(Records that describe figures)
=-=-=-=-=
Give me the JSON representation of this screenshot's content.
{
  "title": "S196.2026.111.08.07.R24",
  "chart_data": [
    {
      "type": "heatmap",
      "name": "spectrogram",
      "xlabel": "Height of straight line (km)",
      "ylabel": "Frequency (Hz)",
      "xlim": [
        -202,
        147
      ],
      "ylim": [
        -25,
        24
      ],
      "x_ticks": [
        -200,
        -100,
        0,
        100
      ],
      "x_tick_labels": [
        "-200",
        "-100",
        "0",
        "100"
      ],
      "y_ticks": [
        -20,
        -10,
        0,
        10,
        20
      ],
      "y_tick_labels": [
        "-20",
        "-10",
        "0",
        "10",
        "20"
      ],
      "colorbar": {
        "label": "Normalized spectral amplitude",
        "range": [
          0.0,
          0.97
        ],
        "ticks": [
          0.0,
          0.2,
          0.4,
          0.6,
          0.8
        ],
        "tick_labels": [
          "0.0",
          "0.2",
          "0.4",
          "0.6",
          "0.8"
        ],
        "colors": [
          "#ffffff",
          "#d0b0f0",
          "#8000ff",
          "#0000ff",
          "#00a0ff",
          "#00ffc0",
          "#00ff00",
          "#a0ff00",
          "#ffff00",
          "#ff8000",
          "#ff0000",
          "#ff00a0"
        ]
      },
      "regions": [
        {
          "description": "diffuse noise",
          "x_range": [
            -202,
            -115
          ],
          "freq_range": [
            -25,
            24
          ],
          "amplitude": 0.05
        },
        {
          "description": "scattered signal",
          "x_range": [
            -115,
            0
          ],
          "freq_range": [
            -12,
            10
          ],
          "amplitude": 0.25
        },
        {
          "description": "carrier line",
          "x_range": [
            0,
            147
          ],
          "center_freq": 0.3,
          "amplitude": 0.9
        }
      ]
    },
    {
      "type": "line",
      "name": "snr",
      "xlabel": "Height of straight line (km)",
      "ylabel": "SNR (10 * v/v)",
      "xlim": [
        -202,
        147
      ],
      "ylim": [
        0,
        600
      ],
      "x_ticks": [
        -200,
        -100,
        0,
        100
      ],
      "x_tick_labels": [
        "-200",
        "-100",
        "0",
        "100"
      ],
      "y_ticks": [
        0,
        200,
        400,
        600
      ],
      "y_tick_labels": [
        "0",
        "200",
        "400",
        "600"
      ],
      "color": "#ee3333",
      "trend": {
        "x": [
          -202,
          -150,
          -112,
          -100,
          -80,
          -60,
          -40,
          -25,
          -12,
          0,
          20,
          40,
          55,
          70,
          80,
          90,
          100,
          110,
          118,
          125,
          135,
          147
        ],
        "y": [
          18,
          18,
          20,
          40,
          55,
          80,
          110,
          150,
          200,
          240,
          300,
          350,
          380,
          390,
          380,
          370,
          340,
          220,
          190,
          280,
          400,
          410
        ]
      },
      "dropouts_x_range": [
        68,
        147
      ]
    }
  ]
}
=-=-=-=-=
GIVEN EXERCISE
Copy all lines above containing the string "description".

SOLUTION
          "description": "diffuse noise",
          "description": "scattered signal",
          "description": "carrier line",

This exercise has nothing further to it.